[Data records]
_ _ _ _ _ _ _

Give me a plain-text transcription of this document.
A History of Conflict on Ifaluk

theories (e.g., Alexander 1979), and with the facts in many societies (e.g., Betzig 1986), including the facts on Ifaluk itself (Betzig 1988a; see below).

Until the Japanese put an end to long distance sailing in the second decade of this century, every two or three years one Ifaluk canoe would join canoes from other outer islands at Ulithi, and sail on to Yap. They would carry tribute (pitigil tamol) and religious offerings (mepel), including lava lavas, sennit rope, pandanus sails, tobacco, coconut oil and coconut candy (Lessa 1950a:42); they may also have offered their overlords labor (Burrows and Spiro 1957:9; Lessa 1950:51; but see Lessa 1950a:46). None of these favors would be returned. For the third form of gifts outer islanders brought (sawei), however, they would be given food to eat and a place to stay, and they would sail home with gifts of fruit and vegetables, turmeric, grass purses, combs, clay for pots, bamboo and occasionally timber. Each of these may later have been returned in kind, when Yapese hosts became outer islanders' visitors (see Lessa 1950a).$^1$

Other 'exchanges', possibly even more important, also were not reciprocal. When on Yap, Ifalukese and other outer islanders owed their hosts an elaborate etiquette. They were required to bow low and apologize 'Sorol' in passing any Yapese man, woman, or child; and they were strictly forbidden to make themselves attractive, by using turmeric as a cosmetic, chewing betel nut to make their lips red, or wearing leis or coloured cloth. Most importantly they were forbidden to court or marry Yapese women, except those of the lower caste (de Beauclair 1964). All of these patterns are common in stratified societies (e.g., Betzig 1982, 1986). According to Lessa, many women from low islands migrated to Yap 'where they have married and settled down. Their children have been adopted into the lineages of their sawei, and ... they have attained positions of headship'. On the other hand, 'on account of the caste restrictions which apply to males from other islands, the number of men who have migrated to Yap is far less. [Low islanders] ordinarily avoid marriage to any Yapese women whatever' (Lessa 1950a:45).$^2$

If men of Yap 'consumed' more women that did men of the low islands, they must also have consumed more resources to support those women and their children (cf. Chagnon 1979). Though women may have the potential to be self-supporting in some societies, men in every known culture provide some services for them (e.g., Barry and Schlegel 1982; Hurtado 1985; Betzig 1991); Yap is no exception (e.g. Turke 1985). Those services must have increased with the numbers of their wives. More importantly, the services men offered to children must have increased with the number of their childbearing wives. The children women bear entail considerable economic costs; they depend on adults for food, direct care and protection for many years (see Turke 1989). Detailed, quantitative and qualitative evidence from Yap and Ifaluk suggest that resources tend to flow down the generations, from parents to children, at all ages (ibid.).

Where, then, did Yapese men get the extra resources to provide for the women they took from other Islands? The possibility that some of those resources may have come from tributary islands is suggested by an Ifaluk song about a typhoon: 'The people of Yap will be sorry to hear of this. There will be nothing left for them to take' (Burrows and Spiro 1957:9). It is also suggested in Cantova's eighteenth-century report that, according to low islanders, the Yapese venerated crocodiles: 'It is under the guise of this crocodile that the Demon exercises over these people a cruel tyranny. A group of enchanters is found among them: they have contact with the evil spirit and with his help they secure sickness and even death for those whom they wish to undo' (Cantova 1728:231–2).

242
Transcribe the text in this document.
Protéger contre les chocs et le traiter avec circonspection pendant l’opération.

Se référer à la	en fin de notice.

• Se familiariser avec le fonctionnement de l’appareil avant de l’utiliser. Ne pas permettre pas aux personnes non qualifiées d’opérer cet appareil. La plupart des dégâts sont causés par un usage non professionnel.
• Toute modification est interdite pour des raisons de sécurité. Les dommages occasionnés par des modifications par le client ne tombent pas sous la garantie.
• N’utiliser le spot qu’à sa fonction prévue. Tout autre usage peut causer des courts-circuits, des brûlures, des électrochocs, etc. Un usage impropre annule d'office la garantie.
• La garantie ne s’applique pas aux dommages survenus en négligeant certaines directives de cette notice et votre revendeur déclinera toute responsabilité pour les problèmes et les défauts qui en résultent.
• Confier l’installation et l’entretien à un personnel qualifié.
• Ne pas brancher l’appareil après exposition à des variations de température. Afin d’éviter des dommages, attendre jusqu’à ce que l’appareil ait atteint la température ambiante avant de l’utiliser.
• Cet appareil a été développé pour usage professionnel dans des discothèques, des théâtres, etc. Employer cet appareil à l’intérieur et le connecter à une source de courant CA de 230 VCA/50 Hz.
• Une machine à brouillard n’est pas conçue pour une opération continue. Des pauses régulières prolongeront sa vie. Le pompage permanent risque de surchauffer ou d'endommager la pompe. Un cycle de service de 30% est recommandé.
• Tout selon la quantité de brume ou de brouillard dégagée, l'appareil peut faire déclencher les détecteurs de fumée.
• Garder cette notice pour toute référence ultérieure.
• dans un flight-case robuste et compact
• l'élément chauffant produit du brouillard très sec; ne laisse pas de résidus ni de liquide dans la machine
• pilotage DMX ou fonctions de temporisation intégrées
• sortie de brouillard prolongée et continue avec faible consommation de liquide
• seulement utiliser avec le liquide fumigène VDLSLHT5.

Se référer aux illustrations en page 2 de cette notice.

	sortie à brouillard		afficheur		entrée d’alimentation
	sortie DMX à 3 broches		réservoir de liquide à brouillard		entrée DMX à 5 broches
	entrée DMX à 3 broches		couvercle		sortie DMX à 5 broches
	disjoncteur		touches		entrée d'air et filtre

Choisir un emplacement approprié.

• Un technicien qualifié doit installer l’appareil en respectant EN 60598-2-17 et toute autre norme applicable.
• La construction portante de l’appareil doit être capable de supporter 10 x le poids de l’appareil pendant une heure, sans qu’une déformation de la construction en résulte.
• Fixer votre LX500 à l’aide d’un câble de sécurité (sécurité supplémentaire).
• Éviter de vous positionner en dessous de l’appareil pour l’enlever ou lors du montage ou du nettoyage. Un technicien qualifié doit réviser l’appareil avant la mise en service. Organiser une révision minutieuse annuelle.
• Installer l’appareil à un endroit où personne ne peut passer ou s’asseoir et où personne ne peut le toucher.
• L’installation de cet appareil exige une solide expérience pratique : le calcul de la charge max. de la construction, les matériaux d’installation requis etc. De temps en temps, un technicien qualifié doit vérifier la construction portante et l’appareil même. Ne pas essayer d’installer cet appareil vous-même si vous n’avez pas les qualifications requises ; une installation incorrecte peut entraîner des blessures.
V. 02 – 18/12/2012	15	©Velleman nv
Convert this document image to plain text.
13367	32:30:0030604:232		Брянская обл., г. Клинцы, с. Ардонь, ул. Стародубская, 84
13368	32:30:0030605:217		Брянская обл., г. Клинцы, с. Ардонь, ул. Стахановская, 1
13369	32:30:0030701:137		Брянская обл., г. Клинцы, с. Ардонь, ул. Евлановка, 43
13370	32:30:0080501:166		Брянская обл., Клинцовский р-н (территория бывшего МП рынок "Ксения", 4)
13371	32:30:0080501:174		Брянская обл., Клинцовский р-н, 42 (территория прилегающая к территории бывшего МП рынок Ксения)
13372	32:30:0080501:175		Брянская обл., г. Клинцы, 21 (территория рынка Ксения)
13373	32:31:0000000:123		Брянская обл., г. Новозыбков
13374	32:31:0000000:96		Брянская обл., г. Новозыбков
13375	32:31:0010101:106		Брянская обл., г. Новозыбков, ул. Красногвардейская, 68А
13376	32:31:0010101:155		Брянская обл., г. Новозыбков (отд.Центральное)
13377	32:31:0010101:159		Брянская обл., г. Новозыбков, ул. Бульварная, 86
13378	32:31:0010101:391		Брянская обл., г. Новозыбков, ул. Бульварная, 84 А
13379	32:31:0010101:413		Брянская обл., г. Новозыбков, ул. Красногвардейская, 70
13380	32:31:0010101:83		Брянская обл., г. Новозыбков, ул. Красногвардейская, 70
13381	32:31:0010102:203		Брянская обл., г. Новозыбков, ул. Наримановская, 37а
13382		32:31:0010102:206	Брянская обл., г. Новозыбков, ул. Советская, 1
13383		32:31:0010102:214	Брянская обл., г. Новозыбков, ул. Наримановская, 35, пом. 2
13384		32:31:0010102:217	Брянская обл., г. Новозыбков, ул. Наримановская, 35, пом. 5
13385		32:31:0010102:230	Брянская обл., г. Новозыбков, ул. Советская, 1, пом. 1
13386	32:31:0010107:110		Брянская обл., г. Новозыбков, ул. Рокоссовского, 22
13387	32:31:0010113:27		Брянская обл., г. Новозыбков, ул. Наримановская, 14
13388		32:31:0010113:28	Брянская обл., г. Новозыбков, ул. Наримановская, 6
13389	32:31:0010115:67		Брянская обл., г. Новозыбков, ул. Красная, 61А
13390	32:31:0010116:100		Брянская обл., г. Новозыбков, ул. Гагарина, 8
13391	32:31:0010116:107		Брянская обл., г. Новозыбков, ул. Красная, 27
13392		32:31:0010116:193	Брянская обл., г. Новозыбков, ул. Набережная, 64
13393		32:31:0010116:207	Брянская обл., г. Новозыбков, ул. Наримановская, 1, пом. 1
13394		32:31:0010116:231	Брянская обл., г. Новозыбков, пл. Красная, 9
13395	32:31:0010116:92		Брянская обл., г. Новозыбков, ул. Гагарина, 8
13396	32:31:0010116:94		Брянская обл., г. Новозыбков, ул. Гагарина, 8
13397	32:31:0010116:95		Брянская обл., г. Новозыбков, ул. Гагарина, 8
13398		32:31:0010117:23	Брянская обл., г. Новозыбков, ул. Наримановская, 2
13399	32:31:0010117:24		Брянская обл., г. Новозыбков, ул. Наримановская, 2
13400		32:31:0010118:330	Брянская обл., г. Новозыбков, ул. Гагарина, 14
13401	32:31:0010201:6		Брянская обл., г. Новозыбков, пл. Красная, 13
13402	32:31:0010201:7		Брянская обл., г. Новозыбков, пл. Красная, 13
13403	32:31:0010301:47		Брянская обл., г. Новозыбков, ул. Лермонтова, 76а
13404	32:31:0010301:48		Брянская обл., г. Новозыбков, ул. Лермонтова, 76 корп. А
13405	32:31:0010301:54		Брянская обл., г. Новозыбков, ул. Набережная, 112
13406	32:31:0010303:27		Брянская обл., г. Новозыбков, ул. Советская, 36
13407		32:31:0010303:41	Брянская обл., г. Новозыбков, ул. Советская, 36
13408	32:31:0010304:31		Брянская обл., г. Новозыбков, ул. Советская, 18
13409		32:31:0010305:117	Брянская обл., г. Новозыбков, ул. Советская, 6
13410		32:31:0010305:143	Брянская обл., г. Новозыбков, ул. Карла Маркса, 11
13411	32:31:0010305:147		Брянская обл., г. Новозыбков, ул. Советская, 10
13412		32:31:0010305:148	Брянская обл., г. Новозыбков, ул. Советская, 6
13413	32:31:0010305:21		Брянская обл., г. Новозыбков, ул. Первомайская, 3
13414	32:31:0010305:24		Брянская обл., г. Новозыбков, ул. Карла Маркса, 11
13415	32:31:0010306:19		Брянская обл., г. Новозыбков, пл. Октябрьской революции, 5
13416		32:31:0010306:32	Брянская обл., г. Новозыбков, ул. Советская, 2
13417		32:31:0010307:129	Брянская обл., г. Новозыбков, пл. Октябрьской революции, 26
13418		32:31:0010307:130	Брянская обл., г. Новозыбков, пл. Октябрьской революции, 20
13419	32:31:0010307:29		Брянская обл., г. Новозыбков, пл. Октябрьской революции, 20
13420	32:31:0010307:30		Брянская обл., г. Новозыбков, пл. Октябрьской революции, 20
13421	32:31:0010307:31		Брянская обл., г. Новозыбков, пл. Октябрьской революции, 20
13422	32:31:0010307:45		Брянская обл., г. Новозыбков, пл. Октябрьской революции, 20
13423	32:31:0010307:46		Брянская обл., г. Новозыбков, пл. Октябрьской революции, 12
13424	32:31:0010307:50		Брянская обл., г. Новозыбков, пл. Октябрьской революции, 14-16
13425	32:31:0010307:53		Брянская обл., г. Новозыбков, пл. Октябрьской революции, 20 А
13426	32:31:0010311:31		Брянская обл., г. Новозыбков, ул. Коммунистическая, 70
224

_ _ _ _ _ _ _

Give the number of lines in the entries that include the string "sortie", and nothing more.

4